• **WHAT YOU HAVE TO DO**
Print the line containing "What does this" and each line after it through the end, please, with nothing added.
— start of LISTED ENTRIES —
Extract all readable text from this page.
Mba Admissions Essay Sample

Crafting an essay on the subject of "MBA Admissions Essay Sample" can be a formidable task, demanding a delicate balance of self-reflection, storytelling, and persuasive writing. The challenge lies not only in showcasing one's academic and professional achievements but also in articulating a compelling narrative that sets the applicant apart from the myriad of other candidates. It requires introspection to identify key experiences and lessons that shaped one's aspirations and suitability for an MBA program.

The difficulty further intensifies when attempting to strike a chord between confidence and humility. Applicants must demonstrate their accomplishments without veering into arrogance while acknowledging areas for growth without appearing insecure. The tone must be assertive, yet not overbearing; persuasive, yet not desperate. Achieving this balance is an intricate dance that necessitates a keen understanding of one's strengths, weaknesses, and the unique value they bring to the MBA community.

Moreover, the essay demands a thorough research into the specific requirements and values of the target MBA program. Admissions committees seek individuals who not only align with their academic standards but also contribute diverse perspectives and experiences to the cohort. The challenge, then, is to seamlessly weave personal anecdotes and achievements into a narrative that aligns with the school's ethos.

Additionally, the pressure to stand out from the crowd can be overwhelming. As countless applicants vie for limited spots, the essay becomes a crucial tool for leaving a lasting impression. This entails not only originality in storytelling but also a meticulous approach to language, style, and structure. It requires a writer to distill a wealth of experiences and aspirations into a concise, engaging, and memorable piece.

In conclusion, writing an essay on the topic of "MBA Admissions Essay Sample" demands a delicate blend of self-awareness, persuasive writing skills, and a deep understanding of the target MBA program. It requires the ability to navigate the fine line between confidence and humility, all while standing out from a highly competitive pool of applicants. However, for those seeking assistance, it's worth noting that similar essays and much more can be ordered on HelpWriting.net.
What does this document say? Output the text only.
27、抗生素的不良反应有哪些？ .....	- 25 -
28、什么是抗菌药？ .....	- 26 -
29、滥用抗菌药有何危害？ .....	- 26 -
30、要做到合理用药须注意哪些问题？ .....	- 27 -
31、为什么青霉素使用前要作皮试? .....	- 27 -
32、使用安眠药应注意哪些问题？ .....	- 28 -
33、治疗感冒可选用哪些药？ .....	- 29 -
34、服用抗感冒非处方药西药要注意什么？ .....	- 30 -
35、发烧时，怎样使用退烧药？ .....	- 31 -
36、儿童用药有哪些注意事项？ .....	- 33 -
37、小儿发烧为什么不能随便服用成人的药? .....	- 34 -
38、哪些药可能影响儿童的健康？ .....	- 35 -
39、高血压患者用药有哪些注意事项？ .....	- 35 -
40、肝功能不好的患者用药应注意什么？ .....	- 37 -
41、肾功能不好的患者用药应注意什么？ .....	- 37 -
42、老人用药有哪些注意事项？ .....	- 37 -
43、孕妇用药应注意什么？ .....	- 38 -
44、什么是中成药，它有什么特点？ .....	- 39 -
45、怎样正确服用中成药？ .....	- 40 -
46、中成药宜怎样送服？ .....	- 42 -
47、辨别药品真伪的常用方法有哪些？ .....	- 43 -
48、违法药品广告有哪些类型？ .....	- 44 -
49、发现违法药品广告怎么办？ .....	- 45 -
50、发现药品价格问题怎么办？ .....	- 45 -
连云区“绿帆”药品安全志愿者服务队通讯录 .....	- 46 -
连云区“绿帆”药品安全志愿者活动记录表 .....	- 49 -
— end of LISTED ENTRIES —
• **RIGHT ANSWER**
What does this document say? Output the text only.
27、抗生素的不良反应有哪些？ .....	- 25 -
28、什么是抗菌药？ .....	- 26 -
29、滥用抗菌药有何危害？ .....	- 26 -
30、要做到合理用药须注意哪些问题？ .....	- 27 -
31、为什么青霉素使用前要作皮试? .....	- 27 -
32、使用安眠药应注意哪些问题？ .....	- 28 -
33、治疗感冒可选用哪些药？ .....	- 29 -
34、服用抗感冒非处方药西药要注意什么？ .....	- 30 -
35、发烧时，怎样使用退烧药？ .....	- 31 -
36、儿童用药有哪些注意事项？ .....	- 33 -
37、小儿发烧为什么不能随便服用成人的药? .....	- 34 -
38、哪些药可能影响儿童的健康？ .....	- 35 -
39、高血压患者用药有哪些注意事项？ .....	- 35 -
40、肝功能不好的患者用药应注意什么？ .....	- 37 -
41、肾功能不好的患者用药应注意什么？ .....	- 37 -
42、老人用药有哪些注意事项？ .....	- 37 -
43、孕妇用药应注意什么？ .....	- 38 -
44、什么是中成药，它有什么特点？ .....	- 39 -
45、怎样正确服用中成药？ .....	- 40 -
46、中成药宜怎样送服？ .....	- 42 -
47、辨别药品真伪的常用方法有哪些？ .....	- 43 -
48、违法药品广告有哪些类型？ .....	- 44 -
49、发现违法药品广告怎么办？ .....	- 45 -
50、发现药品价格问题怎么办？ .....	- 45 -
连云区“绿帆”药品安全志愿者服务队通讯录 .....	- 46 -
连云区“绿帆”药品安全志愿者活动记录表 .....	- 49 -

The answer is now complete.